Information supplied »

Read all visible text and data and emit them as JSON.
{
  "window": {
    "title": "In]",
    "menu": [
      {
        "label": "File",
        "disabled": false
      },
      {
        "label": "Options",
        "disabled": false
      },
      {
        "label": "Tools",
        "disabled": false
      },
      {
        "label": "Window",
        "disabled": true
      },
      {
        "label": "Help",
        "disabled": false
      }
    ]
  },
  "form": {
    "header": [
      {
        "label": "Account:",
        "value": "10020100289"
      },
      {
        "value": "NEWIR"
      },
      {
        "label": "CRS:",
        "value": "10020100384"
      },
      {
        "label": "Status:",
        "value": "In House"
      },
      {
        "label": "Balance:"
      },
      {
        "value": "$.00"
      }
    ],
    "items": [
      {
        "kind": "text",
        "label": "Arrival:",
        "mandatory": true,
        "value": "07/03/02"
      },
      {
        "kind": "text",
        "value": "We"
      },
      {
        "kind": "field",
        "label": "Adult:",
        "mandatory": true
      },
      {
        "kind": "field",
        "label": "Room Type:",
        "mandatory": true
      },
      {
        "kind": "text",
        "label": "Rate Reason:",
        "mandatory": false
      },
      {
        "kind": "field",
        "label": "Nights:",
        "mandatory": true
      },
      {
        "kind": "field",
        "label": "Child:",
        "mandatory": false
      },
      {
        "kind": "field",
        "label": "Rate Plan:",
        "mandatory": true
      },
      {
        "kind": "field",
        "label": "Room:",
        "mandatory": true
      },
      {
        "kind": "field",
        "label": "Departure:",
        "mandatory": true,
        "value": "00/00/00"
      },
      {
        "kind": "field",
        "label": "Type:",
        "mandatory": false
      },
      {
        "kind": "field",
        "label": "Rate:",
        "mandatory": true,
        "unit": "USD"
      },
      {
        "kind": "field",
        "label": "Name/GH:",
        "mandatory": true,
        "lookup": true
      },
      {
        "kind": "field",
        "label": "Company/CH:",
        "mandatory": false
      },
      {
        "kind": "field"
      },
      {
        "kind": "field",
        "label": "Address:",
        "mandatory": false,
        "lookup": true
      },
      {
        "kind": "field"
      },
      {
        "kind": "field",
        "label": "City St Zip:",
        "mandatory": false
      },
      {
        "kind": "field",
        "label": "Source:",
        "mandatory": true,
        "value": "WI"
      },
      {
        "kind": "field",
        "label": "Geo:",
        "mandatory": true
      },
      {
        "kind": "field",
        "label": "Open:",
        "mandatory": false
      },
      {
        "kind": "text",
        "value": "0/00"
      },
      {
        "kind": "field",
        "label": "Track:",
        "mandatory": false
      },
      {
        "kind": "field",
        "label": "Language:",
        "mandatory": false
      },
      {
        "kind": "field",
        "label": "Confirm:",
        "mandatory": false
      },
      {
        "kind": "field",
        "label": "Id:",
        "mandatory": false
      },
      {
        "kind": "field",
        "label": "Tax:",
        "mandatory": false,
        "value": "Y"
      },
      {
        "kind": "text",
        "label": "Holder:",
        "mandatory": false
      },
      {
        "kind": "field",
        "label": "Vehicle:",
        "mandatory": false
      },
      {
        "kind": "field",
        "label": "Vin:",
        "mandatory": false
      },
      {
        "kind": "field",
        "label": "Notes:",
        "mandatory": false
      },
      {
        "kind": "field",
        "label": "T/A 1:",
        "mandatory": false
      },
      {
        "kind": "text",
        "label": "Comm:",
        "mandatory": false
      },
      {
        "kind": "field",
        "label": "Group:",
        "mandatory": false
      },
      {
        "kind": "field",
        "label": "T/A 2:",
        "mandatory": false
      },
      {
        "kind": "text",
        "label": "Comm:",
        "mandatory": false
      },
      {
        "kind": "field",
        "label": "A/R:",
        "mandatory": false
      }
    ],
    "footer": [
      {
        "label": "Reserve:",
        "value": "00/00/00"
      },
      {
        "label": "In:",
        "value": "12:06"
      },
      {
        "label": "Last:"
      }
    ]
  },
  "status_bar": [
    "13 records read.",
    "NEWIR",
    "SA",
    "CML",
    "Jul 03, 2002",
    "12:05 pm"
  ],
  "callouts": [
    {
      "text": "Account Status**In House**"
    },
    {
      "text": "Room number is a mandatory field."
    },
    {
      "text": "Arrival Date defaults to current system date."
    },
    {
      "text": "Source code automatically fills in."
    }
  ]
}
---
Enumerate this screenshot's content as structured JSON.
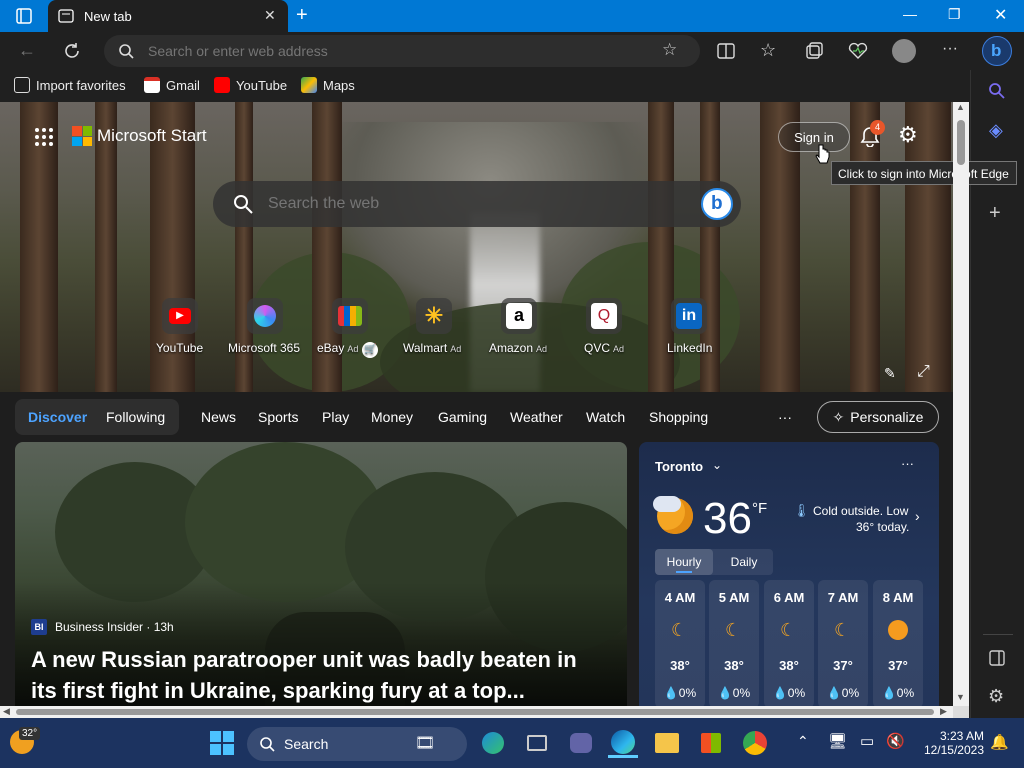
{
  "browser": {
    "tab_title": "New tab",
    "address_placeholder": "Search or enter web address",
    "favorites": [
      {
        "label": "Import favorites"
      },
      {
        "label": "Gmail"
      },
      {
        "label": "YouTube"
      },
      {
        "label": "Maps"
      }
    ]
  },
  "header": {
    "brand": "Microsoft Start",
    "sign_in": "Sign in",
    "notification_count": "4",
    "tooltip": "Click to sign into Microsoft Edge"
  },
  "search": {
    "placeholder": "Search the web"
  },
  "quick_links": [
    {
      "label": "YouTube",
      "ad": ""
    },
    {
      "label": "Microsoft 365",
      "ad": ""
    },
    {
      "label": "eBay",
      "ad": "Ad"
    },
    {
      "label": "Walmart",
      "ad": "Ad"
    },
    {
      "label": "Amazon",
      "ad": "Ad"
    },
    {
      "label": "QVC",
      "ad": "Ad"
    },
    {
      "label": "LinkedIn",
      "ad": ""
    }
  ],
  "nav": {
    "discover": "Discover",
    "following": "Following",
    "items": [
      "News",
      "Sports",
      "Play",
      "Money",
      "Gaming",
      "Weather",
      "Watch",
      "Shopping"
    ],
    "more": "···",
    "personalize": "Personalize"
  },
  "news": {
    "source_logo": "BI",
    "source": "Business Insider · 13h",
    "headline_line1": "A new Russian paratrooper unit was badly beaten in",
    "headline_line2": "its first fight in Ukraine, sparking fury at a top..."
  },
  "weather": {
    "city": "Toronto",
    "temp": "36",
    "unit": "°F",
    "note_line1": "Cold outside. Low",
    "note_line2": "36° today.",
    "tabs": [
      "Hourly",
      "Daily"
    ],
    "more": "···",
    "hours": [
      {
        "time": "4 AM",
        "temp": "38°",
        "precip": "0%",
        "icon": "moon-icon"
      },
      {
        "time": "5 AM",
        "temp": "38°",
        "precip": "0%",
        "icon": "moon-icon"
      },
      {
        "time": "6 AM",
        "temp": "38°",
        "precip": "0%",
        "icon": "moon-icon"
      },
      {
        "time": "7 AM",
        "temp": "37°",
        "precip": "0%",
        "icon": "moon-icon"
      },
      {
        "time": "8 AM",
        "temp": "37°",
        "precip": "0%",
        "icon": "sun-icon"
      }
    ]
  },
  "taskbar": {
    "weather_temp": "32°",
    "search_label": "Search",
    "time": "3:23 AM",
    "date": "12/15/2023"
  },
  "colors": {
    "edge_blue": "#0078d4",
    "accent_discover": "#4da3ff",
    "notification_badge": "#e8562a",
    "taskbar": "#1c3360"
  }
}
---
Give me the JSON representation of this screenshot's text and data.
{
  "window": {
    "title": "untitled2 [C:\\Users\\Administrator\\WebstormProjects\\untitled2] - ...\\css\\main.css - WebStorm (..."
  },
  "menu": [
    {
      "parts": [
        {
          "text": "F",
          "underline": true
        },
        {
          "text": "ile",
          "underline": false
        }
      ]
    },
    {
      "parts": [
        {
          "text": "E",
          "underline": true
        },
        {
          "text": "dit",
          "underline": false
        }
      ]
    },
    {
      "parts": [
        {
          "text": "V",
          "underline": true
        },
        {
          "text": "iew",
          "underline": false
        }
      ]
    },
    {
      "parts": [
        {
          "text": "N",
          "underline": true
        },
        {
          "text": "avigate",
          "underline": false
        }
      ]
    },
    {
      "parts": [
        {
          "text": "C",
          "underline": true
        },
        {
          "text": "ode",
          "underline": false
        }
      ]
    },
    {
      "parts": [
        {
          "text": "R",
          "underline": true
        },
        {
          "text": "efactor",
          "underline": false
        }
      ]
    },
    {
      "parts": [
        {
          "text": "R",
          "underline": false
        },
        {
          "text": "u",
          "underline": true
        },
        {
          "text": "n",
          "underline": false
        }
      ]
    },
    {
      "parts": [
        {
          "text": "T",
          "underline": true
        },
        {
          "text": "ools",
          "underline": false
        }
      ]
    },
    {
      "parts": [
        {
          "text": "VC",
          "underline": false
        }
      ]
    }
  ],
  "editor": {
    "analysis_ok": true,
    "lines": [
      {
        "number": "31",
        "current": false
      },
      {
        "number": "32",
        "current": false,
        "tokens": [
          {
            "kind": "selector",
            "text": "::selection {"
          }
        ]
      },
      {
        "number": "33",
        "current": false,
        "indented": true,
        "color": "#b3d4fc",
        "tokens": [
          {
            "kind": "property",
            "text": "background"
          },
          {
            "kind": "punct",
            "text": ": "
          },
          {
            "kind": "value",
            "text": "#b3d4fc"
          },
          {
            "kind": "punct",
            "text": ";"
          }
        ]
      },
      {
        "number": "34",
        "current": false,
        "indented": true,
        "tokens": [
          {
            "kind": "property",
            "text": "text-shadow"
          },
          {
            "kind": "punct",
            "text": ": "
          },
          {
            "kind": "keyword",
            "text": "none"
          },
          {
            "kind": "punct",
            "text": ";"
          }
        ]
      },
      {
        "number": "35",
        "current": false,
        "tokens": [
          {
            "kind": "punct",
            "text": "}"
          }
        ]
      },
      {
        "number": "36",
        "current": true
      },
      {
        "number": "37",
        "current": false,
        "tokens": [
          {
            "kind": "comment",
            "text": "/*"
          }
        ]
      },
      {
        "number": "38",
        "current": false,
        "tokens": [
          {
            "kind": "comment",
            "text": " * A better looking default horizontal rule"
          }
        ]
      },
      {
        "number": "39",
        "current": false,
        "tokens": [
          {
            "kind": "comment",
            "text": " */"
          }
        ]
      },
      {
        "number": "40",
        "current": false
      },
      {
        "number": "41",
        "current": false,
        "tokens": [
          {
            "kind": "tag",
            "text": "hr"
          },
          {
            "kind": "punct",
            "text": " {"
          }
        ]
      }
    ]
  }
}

Instruction » Check every line for "Arrival" and show the ones that have it.

Result below »
        "label": "Arrival:",
      "text": "Arrival Date defaults to current system date."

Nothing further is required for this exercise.